**RECORDS TO USE**
----------------
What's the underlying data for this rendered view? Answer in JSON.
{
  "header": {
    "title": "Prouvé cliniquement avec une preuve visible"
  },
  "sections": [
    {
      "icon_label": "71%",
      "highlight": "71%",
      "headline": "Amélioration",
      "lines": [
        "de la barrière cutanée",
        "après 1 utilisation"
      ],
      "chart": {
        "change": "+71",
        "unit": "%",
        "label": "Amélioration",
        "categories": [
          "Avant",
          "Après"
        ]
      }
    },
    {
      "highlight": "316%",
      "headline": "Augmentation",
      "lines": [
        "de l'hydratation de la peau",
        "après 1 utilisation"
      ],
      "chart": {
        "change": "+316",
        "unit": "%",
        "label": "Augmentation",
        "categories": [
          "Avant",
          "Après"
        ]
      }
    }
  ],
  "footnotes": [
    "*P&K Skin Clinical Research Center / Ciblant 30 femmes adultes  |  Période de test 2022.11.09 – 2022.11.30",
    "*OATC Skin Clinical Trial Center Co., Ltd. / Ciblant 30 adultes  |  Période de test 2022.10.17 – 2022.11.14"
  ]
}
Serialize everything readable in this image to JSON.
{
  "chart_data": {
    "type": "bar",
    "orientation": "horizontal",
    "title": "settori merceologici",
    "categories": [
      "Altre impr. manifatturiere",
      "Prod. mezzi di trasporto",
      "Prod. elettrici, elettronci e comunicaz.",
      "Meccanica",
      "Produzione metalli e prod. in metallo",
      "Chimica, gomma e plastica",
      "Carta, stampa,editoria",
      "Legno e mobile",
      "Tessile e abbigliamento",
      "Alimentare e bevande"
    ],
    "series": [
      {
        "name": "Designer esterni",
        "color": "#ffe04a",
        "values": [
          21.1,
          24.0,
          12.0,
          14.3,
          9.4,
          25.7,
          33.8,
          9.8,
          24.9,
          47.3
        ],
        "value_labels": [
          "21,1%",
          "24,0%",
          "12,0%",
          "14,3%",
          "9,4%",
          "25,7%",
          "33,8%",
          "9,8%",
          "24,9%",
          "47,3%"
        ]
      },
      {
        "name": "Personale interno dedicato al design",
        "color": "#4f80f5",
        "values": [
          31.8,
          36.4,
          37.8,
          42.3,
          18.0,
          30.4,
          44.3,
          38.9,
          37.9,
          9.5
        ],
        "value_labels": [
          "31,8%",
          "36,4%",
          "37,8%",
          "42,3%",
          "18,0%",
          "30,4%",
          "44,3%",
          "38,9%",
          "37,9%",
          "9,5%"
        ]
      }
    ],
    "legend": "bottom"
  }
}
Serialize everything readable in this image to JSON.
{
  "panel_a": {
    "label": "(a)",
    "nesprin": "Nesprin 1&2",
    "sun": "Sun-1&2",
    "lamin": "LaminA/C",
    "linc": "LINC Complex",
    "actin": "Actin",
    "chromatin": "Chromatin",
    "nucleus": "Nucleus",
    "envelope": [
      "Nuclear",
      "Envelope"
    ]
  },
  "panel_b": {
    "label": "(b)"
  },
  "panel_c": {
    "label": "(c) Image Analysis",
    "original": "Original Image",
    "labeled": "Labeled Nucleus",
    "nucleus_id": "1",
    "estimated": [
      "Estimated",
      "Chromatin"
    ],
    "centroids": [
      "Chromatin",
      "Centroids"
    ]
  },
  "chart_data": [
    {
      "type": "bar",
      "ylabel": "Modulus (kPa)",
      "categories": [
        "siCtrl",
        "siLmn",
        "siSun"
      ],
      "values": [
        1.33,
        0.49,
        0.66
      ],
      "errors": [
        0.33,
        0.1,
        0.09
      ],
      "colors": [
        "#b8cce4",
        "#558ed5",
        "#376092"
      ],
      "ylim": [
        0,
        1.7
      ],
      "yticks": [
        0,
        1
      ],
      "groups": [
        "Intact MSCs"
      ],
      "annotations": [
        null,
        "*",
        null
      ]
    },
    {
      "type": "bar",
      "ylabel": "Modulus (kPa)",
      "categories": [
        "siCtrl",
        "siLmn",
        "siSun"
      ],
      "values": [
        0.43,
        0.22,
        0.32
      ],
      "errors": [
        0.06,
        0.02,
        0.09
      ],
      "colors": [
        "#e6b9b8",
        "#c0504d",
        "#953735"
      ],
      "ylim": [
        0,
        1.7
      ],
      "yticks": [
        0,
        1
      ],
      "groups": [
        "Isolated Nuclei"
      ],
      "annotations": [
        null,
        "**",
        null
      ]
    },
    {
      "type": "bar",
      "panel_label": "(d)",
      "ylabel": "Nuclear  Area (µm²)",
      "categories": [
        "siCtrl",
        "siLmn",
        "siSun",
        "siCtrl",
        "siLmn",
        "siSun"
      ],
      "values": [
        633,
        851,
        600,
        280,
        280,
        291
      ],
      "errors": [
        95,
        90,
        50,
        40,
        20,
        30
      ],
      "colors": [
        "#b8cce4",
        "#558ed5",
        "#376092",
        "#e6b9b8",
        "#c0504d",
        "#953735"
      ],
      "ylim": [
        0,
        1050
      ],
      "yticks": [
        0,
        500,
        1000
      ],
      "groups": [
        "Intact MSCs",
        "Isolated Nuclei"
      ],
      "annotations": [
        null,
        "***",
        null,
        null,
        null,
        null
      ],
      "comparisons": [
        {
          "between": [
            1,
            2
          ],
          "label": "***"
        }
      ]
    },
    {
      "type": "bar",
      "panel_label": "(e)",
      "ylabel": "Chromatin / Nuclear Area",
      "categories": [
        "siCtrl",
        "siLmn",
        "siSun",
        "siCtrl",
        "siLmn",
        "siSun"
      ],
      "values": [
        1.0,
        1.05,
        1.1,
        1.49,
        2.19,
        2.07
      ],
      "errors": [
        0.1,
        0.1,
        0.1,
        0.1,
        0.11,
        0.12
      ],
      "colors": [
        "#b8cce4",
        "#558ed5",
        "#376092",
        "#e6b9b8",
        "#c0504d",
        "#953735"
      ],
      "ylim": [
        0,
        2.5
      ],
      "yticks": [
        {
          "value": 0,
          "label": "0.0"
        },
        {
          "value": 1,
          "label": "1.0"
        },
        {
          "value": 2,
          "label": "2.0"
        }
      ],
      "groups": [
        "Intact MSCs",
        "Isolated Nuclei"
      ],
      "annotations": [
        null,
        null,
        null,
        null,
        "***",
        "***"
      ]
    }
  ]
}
----------------
**AIM**
Restate the data above exactly, keeping each word as it stands.

**RESPONSE**
What's the underlying data for this rendered view? Answer in JSON.
{
  "header": {
    "title": "Prouvé cliniquement avec une preuve visible"
  },
  "sections": [
    {
      "icon_label": "71%",
      "highlight": "71%",
      "headline": "Amélioration",
      "lines": [
        "de la barrière cutanée",
        "après 1 utilisation"
      ],
      "chart": {
        "change": "+71",
        "unit": "%",
        "label": "Amélioration",
        "categories": [
          "Avant",
          "Après"
        ]
      }
    },
    {
      "highlight": "316%",
      "headline": "Augmentation",
      "lines": [
        "de l'hydratation de la peau",
        "après 1 utilisation"
      ],
      "chart": {
        "change": "+316",
        "unit": "%",
        "label": "Augmentation",
        "categories": [
          "Avant",
          "Après"
        ]
      }
    }
  ],
  "footnotes": [
    "*P&K Skin Clinical Research Center / Ciblant 30 femmes adultes  |  Période de test 2022.11.09 – 2022.11.30",
    "*OATC Skin Clinical Trial Center Co., Ltd. / Ciblant 30 adultes  |  Période de test 2022.10.17 – 2022.11.14"
  ]
}
Serialize everything readable in this image to JSON.
{
  "chart_data": {
    "type": "bar",
    "orientation": "horizontal",
    "title": "settori merceologici",
    "categories": [
      "Altre impr. manifatturiere",
      "Prod. mezzi di trasporto",
      "Prod. elettrici, elettronci e comunicaz.",
      "Meccanica",
      "Produzione metalli e prod. in metallo",
      "Chimica, gomma e plastica",
      "Carta, stampa,editoria",
      "Legno e mobile",
      "Tessile e abbigliamento",
      "Alimentare e bevande"
    ],
    "series": [
      {
        "name": "Designer esterni",
        "color": "#ffe04a",
        "values": [
          21.1,
          24.0,
          12.0,
          14.3,
          9.4,
          25.7,
          33.8,
          9.8,
          24.9,
          47.3
        ],
        "value_labels": [
          "21,1%",
          "24,0%",
          "12,0%",
          "14,3%",
          "9,4%",
          "25,7%",
          "33,8%",
          "9,8%",
          "24,9%",
          "47,3%"
        ]
      },
      {
        "name": "Personale interno dedicato al design",
        "color": "#4f80f5",
        "values": [
          31.8,
          36.4,
          37.8,
          42.3,
          18.0,
          30.4,
          44.3,
          38.9,
          37.9,
          9.5
        ],
        "value_labels": [
          "31,8%",
          "36,4%",
          "37,8%",
          "42,3%",
          "18,0%",
          "30,4%",
          "44,3%",
          "38,9%",
          "37,9%",
          "9,5%"
        ]
      }
    ],
    "legend": "bottom"
  }
}
Serialize everything readable in this image to JSON.
{
  "panel_a": {
    "label": "(a)",
    "nesprin": "Nesprin 1&2",
    "sun": "Sun-1&2",
    "lamin": "LaminA/C",
    "linc": "LINC Complex",
    "actin": "Actin",
    "chromatin": "Chromatin",
    "nucleus": "Nucleus",
    "envelope": [
      "Nuclear",
      "Envelope"
    ]
  },
  "panel_b": {
    "label": "(b)"
  },
  "panel_c": {
    "label": "(c) Image Analysis",
    "original": "Original Image",
    "labeled": "Labeled Nucleus",
    "nucleus_id": "1",
    "estimated": [
      "Estimated",
      "Chromatin"
    ],
    "centroids": [
      "Chromatin",
      "Centroids"
    ]
  },
  "chart_data": [
    {
      "type": "bar",
      "ylabel": "Modulus (kPa)",
      "categories": [
        "siCtrl",
        "siLmn",
        "siSun"
      ],
      "values": [
        1.33,
        0.49,
        0.66
      ],
      "errors": [
        0.33,
        0.1,
        0.09
      ],
      "colors": [
        "#b8cce4",
        "#558ed5",
        "#376092"
      ],
      "ylim": [
        0,
        1.7
      ],
      "yticks": [
        0,
        1
      ],
      "groups": [
        "Intact MSCs"
      ],
      "annotations": [
        null,
        "*",
        null
      ]
    },
    {
      "type": "bar",
      "ylabel": "Modulus (kPa)",
      "categories": [
        "siCtrl",
        "siLmn",
        "siSun"
      ],
      "values": [
        0.43,
        0.22,
        0.32
      ],
      "errors": [
        0.06,
        0.02,
        0.09
      ],
      "colors": [
        "#e6b9b8",
        "#c0504d",
        "#953735"
      ],
      "ylim": [
        0,
        1.7
      ],
      "yticks": [
        0,
        1
      ],
      "groups": [
        "Isolated Nuclei"
      ],
      "annotations": [
        null,
        "**",
        null
      ]
    },
    {
      "type": "bar",
      "panel_label": "(d)",
      "ylabel": "Nuclear  Area (µm²)",
      "categories": [
        "siCtrl",
        "siLmn",
        "siSun",
        "siCtrl",
        "siLmn",
        "siSun"
      ],
      "values": [
        633,
        851,
        600,
        280,
        280,
        291
      ],
      "errors": [
        95,
        90,
        50,
        40,
        20,
        30
      ],
      "colors": [
        "#b8cce4",
        "#558ed5",
        "#376092",
        "#e6b9b8",
        "#c0504d",
        "#953735"
      ],
      "ylim": [
        0,
        1050
      ],
      "yticks": [
        0,
        500,
        1000
      ],
      "groups": [
        "Intact MSCs",
        "Isolated Nuclei"
      ],
      "annotations": [
        null,
        "***",
        null,
        null,
        null,
        null
      ],
      "comparisons": [
        {
          "between": [
            1,
            2
          ],
          "label": "***"
        }
      ]
    },
    {
      "type": "bar",
      "panel_label": "(e)",
      "ylabel": "Chromatin / Nuclear Area",
      "categories": [
        "siCtrl",
        "siLmn",
        "siSun",
        "siCtrl",
        "siLmn",
        "siSun"
      ],
      "values": [
        1.0,
        1.05,
        1.1,
        1.49,
        2.19,
        2.07
      ],
      "errors": [
        0.1,
        0.1,
        0.1,
        0.1,
        0.11,
        0.12
      ],
      "colors": [
        "#b8cce4",
        "#558ed5",
        "#376092",
        "#e6b9b8",
        "#c0504d",
        "#953735"
      ],
      "ylim": [
        0,
        2.5
      ],
      "yticks": [
        {
          "value": 0,
          "label": "0.0"
        },
        {
          "value": 1,
          "label": "1.0"
        },
        {
          "value": 2,
          "label": "2.0"
        }
      ],
      "groups": [
        "Intact MSCs",
        "Isolated Nuclei"
      ],
      "annotations": [
        null,
        null,
        null,
        null,
        "***",
        "***"
      ]
    }
  ]
}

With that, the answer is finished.